Short task =
Can you continue the piece about the young writers' group meeting from the point where it stops, picking up after Jim's line "It's awesome you've got this amazing pool of inspiration to draw from"?

Page extract =
↓
Aspiring Young Writers’ Group: Flash of Inspiration



The heat is uncomfortable today as I cross the creek toward our usual meeting spot. But the real discomforting heat I’m experiencing is from entering a second consecutive writer’s room without an offering.


“Assignment writing ate most of my attention this week guys, sorry.” It’s my go-to excuse.


As always though, they’re exceedingly understanding. “Hey that’s fine. Sometimes I find that it’s good to have a bit of time off from my project,” says Amy. “Lets me come back to it with a fresh pair of eyes and some new inspiration.”


What she says resonates. “Well yeah, that makes sense,” I respond. “I would say being separated from my writing has me thinking up a lot more ideas than usual. Planning what I’ll do when I get back to it.”


“Well, you have said that your thoughts never really stop running,” says Jim. “Guess the trick with inspiration for you is to just leave your mind to its own devices.”


It sounds charming when he says it, but it could also be described as ‘Absent minded’, which I’ve been called more than a few times over the years.


By contrast, Jim and Amy often find inspiration in other places.


“My dreams are where I get most of my story ideas from,” says Amy. “I’ve got nearly a hundred potential ones noted down here and there, and a lot of partly done stories as well.”


“That makes them sound very coherent,” I state in a vaguely sceptical tone.


“Hey, if I think they’re good I’ll note them down,” she responds. “I think that helps their quality and recall, and some of the stuff I get is just too good to pass up. Being a spy uncovering a mind control pot, running away from a vampire, living in a cottage surrounded by desert. These dreams have all prompted story ideas.”


No surprise then that her present work of focus is taken from a dream about a ghost’s perspective. Amy tells it as being “Like seeing the world but not being able to touch anything while seemingly invisible to everyone else. Thinking of an afterlife like this made me want to explore the concept further.”


“It’s awesome you’ve got this amazing pool of inspiration to draw from,” says Jim.
↑
Given material =
↓
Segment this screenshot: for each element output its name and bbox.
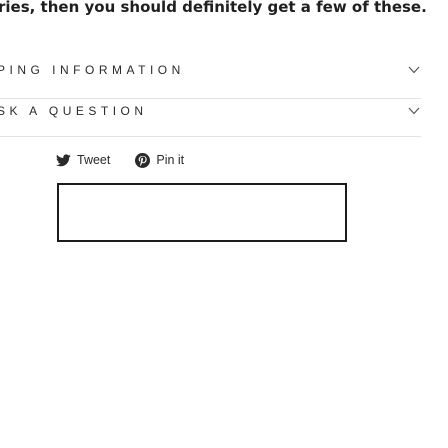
↑
Output below =
“What about yours though, man? Doesn’t it show there’s plenty of other good places to look for ideas to work with?” I now ask.


“Yeah, but you guys helped a fair bit with that,” he responds.


In the case of Jim’s work, the inspiration came from a uni assignment he, Rob and I did that required us to come up with a TV show pitch. Eventually he became so attached to our idea that it inspired him to start writing a full Teleplay for it.


“Well, we did all threw a lot of ideas onto the pot on that one,” I now say. “But you’ve done a lot of changing and expanding on stuff in it since then. It’s almost unrecognisable from the original idea.”


Sometimes I feel like his work has taken on a life of its own. Always seems especially true whenever we’re discussing or reading it together.


“You’re kind of the one who’s put himself up to the hardest task though, man,” Jim now says. “I mean sure, I love my hard sci-fi, but I’d be terrified of ever trying to write it myself.”


Hearing him say that often makes me feel like I’m in way over my head.


“Well it does help that I’ve been pooling my ideas for quite a long time now,” I respond. “I get so many that after a while I feel the urge to organise and tinker with them all. Plus, you’ve seen all the wacky things I like to draw. Seemed like a good idea to try to build a story out of some of those.”


Of course, I’m not the only artist in the group, with Amy having quite a knack for it.


“With me the art tends to come after the ideas are a lot more formed,” she adds. “but I think we’re similar in building up our ideas since we were younger.”


“Yeah, but I kind of wish I had a mind like yours that can support a whole stack of different potential stories instead of just one big one.”


“I don’t know,” Amy answers. “I think it’d be pretty handy to be able to stay dedicated to just one main thing.”


“Well here then I might just take the opportunity to offer some suggestions for you both,” Jim now adds. “Ben, try to use this time to see the benefits of taking a break from the usual. I know taking some time off writing while on my trip certainly helped refresh things. And Amy, focus a little more on how you see your work as a finished product. Might help add some additional momentum.”


Once again, some more handy prompting arises. Guess I’ve got something to be grateful and confident about once I jump back into my book writing next week. Fresh perspective and new inspiration, it’s good to check back in with you both.



Read Ben Kirkby’s Aspiring Writers’ Group columns HERE.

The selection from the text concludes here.